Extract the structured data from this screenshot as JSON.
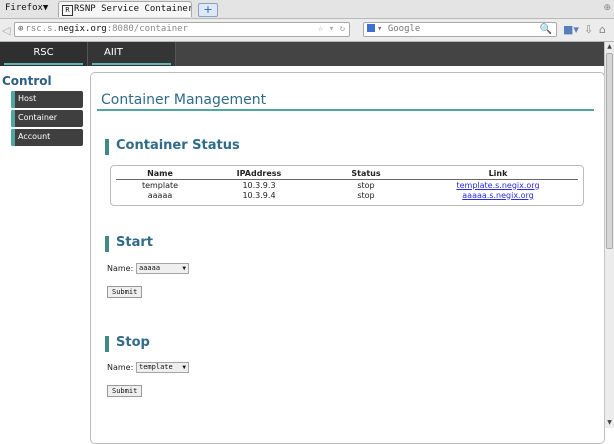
{
  "browser": {
    "menu_label": "Firefox▼",
    "tab_favicon": "R",
    "tab_title": "RSNP Service Container",
    "new_tab_label": "+",
    "url_prefix": "rsc.s.",
    "url_domain": "negix.org",
    "url_rest": ":8080/container",
    "search_placeholder": "Google",
    "icons": [
      "back-icon",
      "site-identity-icon",
      "bookmark-star-icon",
      "reload-icon",
      "search-engine-icon",
      "search-icon",
      "addon-icon",
      "download-icon",
      "home-icon"
    ]
  },
  "sitenav": {
    "tabs": [
      {
        "label": "RSC"
      },
      {
        "label": "AIIT"
      }
    ]
  },
  "sidebar": {
    "title": "Control",
    "items": [
      {
        "label": "Host"
      },
      {
        "label": "Container"
      },
      {
        "label": "Account"
      }
    ]
  },
  "main": {
    "title": "Container Management",
    "status": {
      "title": "Container Status",
      "columns": [
        "Name",
        "IPAddress",
        "Status",
        "Link"
      ],
      "rows": [
        {
          "name": "template",
          "ip": "10.3.9.3",
          "status": "stop",
          "link": "template.s.negix.org"
        },
        {
          "name": "aaaaa",
          "ip": "10.3.9.4",
          "status": "stop",
          "link": "aaaaa.s.negix.org"
        }
      ]
    },
    "start": {
      "title": "Start",
      "name_label": "Name:",
      "selected": "aaaaa",
      "submit_label": "Submit"
    },
    "stop": {
      "title": "Stop",
      "name_label": "Name:",
      "selected": "template",
      "submit_label": "Submit"
    }
  },
  "colors": {
    "accent": "#4fa7a0",
    "heading": "#2f6b8a",
    "nav_bg": "#444444",
    "sidebar_item_bg": "#3f3f3f",
    "link": "#2a2ae0"
  }
}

◇ ◇ ◇ ◇ ◇ ◇ ◇

▶ REQUEST: Print every entry exactly as written, without the pictures.

▶ ANSWER TO THE PROBLEM:
Extract the structured data from this screenshot as JSON.
{
  "browser": {
    "menu_label": "Firefox▼",
    "tab_favicon": "R",
    "tab_title": "RSNP Service Container",
    "new_tab_label": "+",
    "url_prefix": "rsc.s.",
    "url_domain": "negix.org",
    "url_rest": ":8080/container",
    "search_placeholder": "Google",
    "icons": [
      "back-icon",
      "site-identity-icon",
      "bookmark-star-icon",
      "reload-icon",
      "search-engine-icon",
      "search-icon",
      "addon-icon",
      "download-icon",
      "home-icon"
    ]
  },
  "sitenav": {
    "tabs": [
      {
        "label": "RSC"
      },
      {
        "label": "AIIT"
      }
    ]
  },
  "sidebar": {
    "title": "Control",
    "items": [
      {
        "label": "Host"
      },
      {
        "label": "Container"
      },
      {
        "label": "Account"
      }
    ]
  },
  "main": {
    "title": "Container Management",
    "status": {
      "title": "Container Status",
      "columns": [
        "Name",
        "IPAddress",
        "Status",
        "Link"
      ],
      "rows": [
        {
          "name": "template",
          "ip": "10.3.9.3",
          "status": "stop",
          "link": "template.s.negix.org"
        },
        {
          "name": "aaaaa",
          "ip": "10.3.9.4",
          "status": "stop",
          "link": "aaaaa.s.negix.org"
        }
      ]
    },
    "start": {
      "title": "Start",
      "name_label": "Name:",
      "selected": "aaaaa",
      "submit_label": "Submit"
    },
    "stop": {
      "title": "Stop",
      "name_label": "Name:",
      "selected": "template",
      "submit_label": "Submit"
    }
  },
  "colors": {
    "accent": "#4fa7a0",
    "heading": "#2f6b8a",
    "nav_bg": "#444444",
    "sidebar_item_bg": "#3f3f3f",
    "link": "#2a2ae0"
  }
}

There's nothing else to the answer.